_What is needed:_ Each entry below is to be duplicated verbatim.

_Data listing:_
------------------------------

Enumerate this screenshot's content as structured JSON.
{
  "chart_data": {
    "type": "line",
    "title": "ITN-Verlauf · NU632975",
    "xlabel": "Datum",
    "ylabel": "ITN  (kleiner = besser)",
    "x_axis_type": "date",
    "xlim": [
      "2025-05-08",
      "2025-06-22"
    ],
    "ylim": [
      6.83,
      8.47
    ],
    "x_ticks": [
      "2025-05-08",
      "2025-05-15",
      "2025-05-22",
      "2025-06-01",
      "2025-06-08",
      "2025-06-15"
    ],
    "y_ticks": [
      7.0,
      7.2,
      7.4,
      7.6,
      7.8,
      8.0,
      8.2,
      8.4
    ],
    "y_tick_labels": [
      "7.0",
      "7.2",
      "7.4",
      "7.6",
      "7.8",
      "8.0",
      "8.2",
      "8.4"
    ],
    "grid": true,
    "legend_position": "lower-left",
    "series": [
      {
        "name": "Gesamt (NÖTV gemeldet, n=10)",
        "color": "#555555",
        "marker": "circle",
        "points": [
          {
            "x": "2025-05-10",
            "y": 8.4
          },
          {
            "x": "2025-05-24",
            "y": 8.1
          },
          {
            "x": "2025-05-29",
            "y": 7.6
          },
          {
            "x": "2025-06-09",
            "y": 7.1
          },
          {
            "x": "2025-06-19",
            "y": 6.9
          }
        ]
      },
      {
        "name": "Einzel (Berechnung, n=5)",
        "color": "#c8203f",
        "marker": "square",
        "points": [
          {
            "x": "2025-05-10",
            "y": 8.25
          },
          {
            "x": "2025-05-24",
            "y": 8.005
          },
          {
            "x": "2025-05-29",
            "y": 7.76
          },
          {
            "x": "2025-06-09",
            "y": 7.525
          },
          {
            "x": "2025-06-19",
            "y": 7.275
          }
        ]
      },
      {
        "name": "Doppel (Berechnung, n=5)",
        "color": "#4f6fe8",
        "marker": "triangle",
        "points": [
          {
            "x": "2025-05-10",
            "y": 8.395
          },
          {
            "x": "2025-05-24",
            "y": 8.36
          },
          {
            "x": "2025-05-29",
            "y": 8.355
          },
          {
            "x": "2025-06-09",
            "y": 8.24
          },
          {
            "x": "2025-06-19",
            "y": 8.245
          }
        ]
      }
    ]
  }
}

------------------------------

_Response to the exercise:_
Enumerate this screenshot's content as structured JSON.
{
  "chart_data": {
    "type": "line",
    "title": "ITN-Verlauf · NU632975",
    "xlabel": "Datum",
    "ylabel": "ITN  (kleiner = besser)",
    "x_axis_type": "date",
    "xlim": [
      "2025-05-08",
      "2025-06-22"
    ],
    "ylim": [
      6.83,
      8.47
    ],
    "x_ticks": [
      "2025-05-08",
      "2025-05-15",
      "2025-05-22",
      "2025-06-01",
      "2025-06-08",
      "2025-06-15"
    ],
    "y_ticks": [
      7.0,
      7.2,
      7.4,
      7.6,
      7.8,
      8.0,
      8.2,
      8.4
    ],
    "y_tick_labels": [
      "7.0",
      "7.2",
      "7.4",
      "7.6",
      "7.8",
      "8.0",
      "8.2",
      "8.4"
    ],
    "grid": true,
    "legend_position": "lower-left",
    "series": [
      {
        "name": "Gesamt (NÖTV gemeldet, n=10)",
        "color": "#555555",
        "marker": "circle",
        "points": [
          {
            "x": "2025-05-10",
            "y": 8.4
          },
          {
            "x": "2025-05-24",
            "y": 8.1
          },
          {
            "x": "2025-05-29",
            "y": 7.6
          },
          {
            "x": "2025-06-09",
            "y": 7.1
          },
          {
            "x": "2025-06-19",
            "y": 6.9
          }
        ]
      },
      {
        "name": "Einzel (Berechnung, n=5)",
        "color": "#c8203f",
        "marker": "square",
        "points": [
          {
            "x": "2025-05-10",
            "y": 8.25
          },
          {
            "x": "2025-05-24",
            "y": 8.005
          },
          {
            "x": "2025-05-29",
            "y": 7.76
          },
          {
            "x": "2025-06-09",
            "y": 7.525
          },
          {
            "x": "2025-06-19",
            "y": 7.275
          }
        ]
      },
      {
        "name": "Doppel (Berechnung, n=5)",
        "color": "#4f6fe8",
        "marker": "triangle",
        "points": [
          {
            "x": "2025-05-10",
            "y": 8.395
          },
          {
            "x": "2025-05-24",
            "y": 8.36
          },
          {
            "x": "2025-05-29",
            "y": 8.355
          },
          {
            "x": "2025-06-09",
            "y": 8.24
          },
          {
            "x": "2025-06-19",
            "y": 8.245
          }
        ]
      }
    ]
  }
}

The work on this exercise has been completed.